[Dataset items]
* begin *
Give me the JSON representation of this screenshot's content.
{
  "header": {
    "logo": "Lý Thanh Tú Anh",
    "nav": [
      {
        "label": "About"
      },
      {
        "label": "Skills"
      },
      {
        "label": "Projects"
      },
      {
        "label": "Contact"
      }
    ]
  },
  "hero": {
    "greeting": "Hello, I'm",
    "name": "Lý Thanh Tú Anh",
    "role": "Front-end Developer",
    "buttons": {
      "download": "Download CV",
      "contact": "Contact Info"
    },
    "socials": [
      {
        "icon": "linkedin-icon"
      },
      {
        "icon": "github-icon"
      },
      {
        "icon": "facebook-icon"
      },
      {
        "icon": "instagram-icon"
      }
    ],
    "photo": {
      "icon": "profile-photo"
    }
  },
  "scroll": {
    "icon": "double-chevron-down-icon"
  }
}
* end *
- _WRITTEN EXERCISE_:
Your task is to transcribe the listing above in full, exactly as given.

- _SOLUTION FOR THIS PROBLEM_:
Give me the JSON representation of this screenshot's content.
{
  "header": {
    "logo": "Lý Thanh Tú Anh",
    "nav": [
      {
        "label": "About"
      },
      {
        "label": "Skills"
      },
      {
        "label": "Projects"
      },
      {
        "label": "Contact"
      }
    ]
  },
  "hero": {
    "greeting": "Hello, I'm",
    "name": "Lý Thanh Tú Anh",
    "role": "Front-end Developer",
    "buttons": {
      "download": "Download CV",
      "contact": "Contact Info"
    },
    "socials": [
      {
        "icon": "linkedin-icon"
      },
      {
        "icon": "github-icon"
      },
      {
        "icon": "facebook-icon"
      },
      {
        "icon": "instagram-icon"
      }
    ],
    "photo": {
      "icon": "profile-photo"
    }
  },
  "scroll": {
    "icon": "double-chevron-down-icon"
  }
}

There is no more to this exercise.